Content starts

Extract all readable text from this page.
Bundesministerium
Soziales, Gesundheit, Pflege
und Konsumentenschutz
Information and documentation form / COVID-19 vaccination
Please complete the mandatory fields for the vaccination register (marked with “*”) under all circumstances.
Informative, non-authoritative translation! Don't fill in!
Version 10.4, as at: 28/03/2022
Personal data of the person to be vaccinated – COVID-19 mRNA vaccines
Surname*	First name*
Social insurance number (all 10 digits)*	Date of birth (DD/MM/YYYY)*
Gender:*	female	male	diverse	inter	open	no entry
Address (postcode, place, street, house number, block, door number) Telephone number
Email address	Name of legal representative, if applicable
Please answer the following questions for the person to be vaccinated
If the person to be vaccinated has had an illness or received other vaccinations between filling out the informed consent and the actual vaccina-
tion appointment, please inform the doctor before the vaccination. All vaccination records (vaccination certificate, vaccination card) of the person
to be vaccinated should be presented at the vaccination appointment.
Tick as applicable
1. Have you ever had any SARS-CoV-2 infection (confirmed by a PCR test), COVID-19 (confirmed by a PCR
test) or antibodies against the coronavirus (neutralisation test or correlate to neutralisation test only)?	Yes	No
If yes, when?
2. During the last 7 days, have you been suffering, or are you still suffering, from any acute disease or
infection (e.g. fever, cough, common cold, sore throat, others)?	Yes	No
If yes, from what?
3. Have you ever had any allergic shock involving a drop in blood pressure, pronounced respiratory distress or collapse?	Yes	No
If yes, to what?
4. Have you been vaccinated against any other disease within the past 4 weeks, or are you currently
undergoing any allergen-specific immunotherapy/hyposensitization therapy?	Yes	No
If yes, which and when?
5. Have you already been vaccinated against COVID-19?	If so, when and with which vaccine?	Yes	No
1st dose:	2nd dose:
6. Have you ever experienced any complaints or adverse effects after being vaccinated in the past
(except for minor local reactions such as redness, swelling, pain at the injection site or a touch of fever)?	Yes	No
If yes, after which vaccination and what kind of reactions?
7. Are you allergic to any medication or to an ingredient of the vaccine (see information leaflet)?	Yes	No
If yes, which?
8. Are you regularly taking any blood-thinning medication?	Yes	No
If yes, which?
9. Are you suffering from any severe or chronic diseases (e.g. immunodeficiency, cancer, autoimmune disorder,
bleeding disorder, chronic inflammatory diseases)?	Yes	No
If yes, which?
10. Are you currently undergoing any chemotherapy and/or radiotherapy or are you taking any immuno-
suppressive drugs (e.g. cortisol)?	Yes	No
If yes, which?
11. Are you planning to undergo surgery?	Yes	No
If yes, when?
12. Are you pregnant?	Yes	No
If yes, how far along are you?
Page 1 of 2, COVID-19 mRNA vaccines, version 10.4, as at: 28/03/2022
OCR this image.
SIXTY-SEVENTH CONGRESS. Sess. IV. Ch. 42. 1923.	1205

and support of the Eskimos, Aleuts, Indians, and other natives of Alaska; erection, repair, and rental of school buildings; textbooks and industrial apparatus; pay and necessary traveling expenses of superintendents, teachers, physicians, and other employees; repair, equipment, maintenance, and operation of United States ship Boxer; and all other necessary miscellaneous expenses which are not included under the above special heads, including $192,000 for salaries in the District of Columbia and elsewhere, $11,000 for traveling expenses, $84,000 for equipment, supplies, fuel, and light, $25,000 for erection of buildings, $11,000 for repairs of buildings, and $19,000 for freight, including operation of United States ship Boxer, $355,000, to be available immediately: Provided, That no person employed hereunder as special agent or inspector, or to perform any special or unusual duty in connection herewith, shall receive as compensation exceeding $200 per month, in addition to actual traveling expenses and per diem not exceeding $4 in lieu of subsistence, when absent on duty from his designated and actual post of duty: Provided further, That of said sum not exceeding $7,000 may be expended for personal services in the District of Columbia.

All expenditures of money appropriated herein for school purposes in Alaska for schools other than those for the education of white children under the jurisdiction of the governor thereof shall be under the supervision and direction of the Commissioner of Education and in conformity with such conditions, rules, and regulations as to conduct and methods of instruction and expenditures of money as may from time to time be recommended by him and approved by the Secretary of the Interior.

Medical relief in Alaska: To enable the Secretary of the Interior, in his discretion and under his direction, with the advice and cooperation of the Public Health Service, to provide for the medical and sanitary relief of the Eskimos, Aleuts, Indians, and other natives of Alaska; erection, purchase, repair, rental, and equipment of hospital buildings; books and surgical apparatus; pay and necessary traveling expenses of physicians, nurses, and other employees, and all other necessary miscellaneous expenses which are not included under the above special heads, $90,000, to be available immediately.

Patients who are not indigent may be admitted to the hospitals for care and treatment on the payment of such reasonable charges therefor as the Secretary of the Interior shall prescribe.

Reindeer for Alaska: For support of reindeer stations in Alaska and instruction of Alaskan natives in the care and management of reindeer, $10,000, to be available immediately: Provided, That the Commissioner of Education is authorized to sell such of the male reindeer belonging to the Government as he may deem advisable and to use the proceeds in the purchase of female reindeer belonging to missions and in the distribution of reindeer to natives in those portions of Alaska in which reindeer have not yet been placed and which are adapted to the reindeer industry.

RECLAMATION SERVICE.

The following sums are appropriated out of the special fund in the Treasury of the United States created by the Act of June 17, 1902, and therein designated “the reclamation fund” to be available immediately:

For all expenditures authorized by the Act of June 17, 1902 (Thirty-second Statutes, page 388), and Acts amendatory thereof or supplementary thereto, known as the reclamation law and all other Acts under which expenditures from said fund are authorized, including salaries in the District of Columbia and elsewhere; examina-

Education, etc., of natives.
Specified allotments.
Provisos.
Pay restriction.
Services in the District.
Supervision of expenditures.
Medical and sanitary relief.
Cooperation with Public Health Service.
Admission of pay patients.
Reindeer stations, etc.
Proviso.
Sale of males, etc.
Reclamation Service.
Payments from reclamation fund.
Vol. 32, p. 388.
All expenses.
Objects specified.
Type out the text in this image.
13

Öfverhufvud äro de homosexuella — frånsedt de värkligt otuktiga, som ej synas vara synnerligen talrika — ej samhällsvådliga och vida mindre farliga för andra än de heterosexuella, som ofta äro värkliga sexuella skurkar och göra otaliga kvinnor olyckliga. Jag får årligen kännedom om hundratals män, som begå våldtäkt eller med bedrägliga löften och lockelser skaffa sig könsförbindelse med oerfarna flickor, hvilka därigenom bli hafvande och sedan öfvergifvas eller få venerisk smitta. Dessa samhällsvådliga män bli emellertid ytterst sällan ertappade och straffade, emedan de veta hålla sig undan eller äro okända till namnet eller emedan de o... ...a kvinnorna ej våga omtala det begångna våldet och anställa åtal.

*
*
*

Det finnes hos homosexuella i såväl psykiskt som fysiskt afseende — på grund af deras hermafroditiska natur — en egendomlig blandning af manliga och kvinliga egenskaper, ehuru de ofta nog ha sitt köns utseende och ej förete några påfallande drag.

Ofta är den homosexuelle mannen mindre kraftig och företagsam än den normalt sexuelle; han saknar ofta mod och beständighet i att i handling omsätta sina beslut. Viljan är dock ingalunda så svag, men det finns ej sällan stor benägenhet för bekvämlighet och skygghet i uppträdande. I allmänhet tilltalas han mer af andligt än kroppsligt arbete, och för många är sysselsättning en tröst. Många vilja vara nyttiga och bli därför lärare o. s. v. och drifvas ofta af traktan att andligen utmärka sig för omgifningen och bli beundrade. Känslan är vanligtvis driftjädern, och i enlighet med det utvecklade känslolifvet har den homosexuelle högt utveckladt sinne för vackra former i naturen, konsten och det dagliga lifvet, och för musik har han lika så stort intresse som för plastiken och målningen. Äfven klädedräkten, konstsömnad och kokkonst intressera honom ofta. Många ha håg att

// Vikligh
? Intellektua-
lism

Content ends

_About this exercise_
With nothing left out, copy the data above exactly.

_Solution for this task_
Extract all readable text from this page.
Bundesministerium
Soziales, Gesundheit, Pflege
und Konsumentenschutz
Information and documentation form / COVID-19 vaccination
Please complete the mandatory fields for the vaccination register (marked with “*”) under all circumstances.
Informative, non-authoritative translation! Don't fill in!
Version 10.4, as at: 28/03/2022
Personal data of the person to be vaccinated – COVID-19 mRNA vaccines
Surname*	First name*
Social insurance number (all 10 digits)*	Date of birth (DD/MM/YYYY)*
Gender:*	female	male	diverse	inter	open	no entry
Address (postcode, place, street, house number, block, door number) Telephone number
Email address	Name of legal representative, if applicable
Please answer the following questions for the person to be vaccinated
If the person to be vaccinated has had an illness or received other vaccinations between filling out the informed consent and the actual vaccina-
tion appointment, please inform the doctor before the vaccination. All vaccination records (vaccination certificate, vaccination card) of the person
to be vaccinated should be presented at the vaccination appointment.
Tick as applicable
1. Have you ever had any SARS-CoV-2 infection (confirmed by a PCR test), COVID-19 (confirmed by a PCR
test) or antibodies against the coronavirus (neutralisation test or correlate to neutralisation test only)?	Yes	No
If yes, when?
2. During the last 7 days, have you been suffering, or are you still suffering, from any acute disease or
infection (e.g. fever, cough, common cold, sore throat, others)?	Yes	No
If yes, from what?
3. Have you ever had any allergic shock involving a drop in blood pressure, pronounced respiratory distress or collapse?	Yes	No
If yes, to what?
4. Have you been vaccinated against any other disease within the past 4 weeks, or are you currently
undergoing any allergen-specific immunotherapy/hyposensitization therapy?	Yes	No
If yes, which and when?
5. Have you already been vaccinated against COVID-19?	If so, when and with which vaccine?	Yes	No
1st dose:	2nd dose:
6. Have you ever experienced any complaints or adverse effects after being vaccinated in the past
(except for minor local reactions such as redness, swelling, pain at the injection site or a touch of fever)?	Yes	No
If yes, after which vaccination and what kind of reactions?
7. Are you allergic to any medication or to an ingredient of the vaccine (see information leaflet)?	Yes	No
If yes, which?
8. Are you regularly taking any blood-thinning medication?	Yes	No
If yes, which?
9. Are you suffering from any severe or chronic diseases (e.g. immunodeficiency, cancer, autoimmune disorder,
bleeding disorder, chronic inflammatory diseases)?	Yes	No
If yes, which?
10. Are you currently undergoing any chemotherapy and/or radiotherapy or are you taking any immuno-
suppressive drugs (e.g. cortisol)?	Yes	No
If yes, which?
11. Are you planning to undergo surgery?	Yes	No
If yes, when?
12. Are you pregnant?	Yes	No
If yes, how far along are you?
Page 1 of 2, COVID-19 mRNA vaccines, version 10.4, as at: 28/03/2022
OCR this image.
SIXTY-SEVENTH CONGRESS. Sess. IV. Ch. 42. 1923.	1205

and support of the Eskimos, Aleuts, Indians, and other natives of Alaska; erection, repair, and rental of school buildings; textbooks and industrial apparatus; pay and necessary traveling expenses of superintendents, teachers, physicians, and other employees; repair, equipment, maintenance, and operation of United States ship Boxer; and all other necessary miscellaneous expenses which are not included under the above special heads, including $192,000 for salaries in the District of Columbia and elsewhere, $11,000 for traveling expenses, $84,000 for equipment, supplies, fuel, and light, $25,000 for erection of buildings, $11,000 for repairs of buildings, and $19,000 for freight, including operation of United States ship Boxer, $355,000, to be available immediately: Provided, That no person employed hereunder as special agent or inspector, or to perform any special or unusual duty in connection herewith, shall receive as compensation exceeding $200 per month, in addition to actual traveling expenses and per diem not exceeding $4 in lieu of subsistence, when absent on duty from his designated and actual post of duty: Provided further, That of said sum not exceeding $7,000 may be expended for personal services in the District of Columbia.

All expenditures of money appropriated herein for school purposes in Alaska for schools other than those for the education of white children under the jurisdiction of the governor thereof shall be under the supervision and direction of the Commissioner of Education and in conformity with such conditions, rules, and regulations as to conduct and methods of instruction and expenditures of money as may from time to time be recommended by him and approved by the Secretary of the Interior.

Medical relief in Alaska: To enable the Secretary of the Interior, in his discretion and under his direction, with the advice and cooperation of the Public Health Service, to provide for the medical and sanitary relief of the Eskimos, Aleuts, Indians, and other natives of Alaska; erection, purchase, repair, rental, and equipment of hospital buildings; books and surgical apparatus; pay and necessary traveling expenses of physicians, nurses, and other employees, and all other necessary miscellaneous expenses which are not included under the above special heads, $90,000, to be available immediately.

Patients who are not indigent may be admitted to the hospitals for care and treatment on the payment of such reasonable charges therefor as the Secretary of the Interior shall prescribe.

Reindeer for Alaska: For support of reindeer stations in Alaska and instruction of Alaskan natives in the care and management of reindeer, $10,000, to be available immediately: Provided, That the Commissioner of Education is authorized to sell such of the male reindeer belonging to the Government as he may deem advisable and to use the proceeds in the purchase of female reindeer belonging to missions and in the distribution of reindeer to natives in those portions of Alaska in which reindeer have not yet been placed and which are adapted to the reindeer industry.

RECLAMATION SERVICE.

The following sums are appropriated out of the special fund in the Treasury of the United States created by the Act of June 17, 1902, and therein designated “the reclamation fund” to be available immediately:

For all expenditures authorized by the Act of June 17, 1902 (Thirty-second Statutes, page 388), and Acts amendatory thereof or supplementary thereto, known as the reclamation law and all other Acts under which expenditures from said fund are authorized, including salaries in the District of Columbia and elsewhere; examina-

Education, etc., of natives.
Specified allotments.
Provisos.
Pay restriction.
Services in the District.
Supervision of expenditures.
Medical and sanitary relief.
Cooperation with Public Health Service.
Admission of pay patients.
Reindeer stations, etc.
Proviso.
Sale of males, etc.
Reclamation Service.
Payments from reclamation fund.
Vol. 32, p. 388.
All expenses.
Objects specified.
Type out the text in this image.
13

Öfverhufvud äro de homosexuella — frånsedt de värkligt otuktiga, som ej synas vara synnerligen talrika — ej samhällsvådliga och vida mindre farliga för andra än de heterosexuella, som ofta äro värkliga sexuella skurkar och göra otaliga kvinnor olyckliga. Jag får årligen kännedom om hundratals män, som begå våldtäkt eller med bedrägliga löften och lockelser skaffa sig könsförbindelse med oerfarna flickor, hvilka därigenom bli hafvande och sedan öfvergifvas eller få venerisk smitta. Dessa samhällsvådliga män bli emellertid ytterst sällan ertappade och straffade, emedan de veta hålla sig undan eller äro okända till namnet eller emedan de o... ...a kvinnorna ej våga omtala det begångna våldet och anställa åtal.

*
*
*

Det finnes hos homosexuella i såväl psykiskt som fysiskt afseende — på grund af deras hermafroditiska natur — en egendomlig blandning af manliga och kvinliga egenskaper, ehuru de ofta nog ha sitt köns utseende och ej förete några påfallande drag.

Ofta är den homosexuelle mannen mindre kraftig och företagsam än den normalt sexuelle; han saknar ofta mod och beständighet i att i handling omsätta sina beslut. Viljan är dock ingalunda så svag, men det finns ej sällan stor benägenhet för bekvämlighet och skygghet i uppträdande. I allmänhet tilltalas han mer af andligt än kroppsligt arbete, och för många är sysselsättning en tröst. Många vilja vara nyttiga och bli därför lärare o. s. v. och drifvas ofta af traktan att andligen utmärka sig för omgifningen och bli beundrade. Känslan är vanligtvis driftjädern, och i enlighet med det utvecklade känslolifvet har den homosexuelle högt utveckladt sinne för vackra former i naturen, konsten och det dagliga lifvet, och för musik har han lika så stort intresse som för plastiken och målningen. Äfven klädedräkten, konstsömnad och kokkonst intressera honom ofta. Många ha håg att

// Vikligh
? Intellektua-
lism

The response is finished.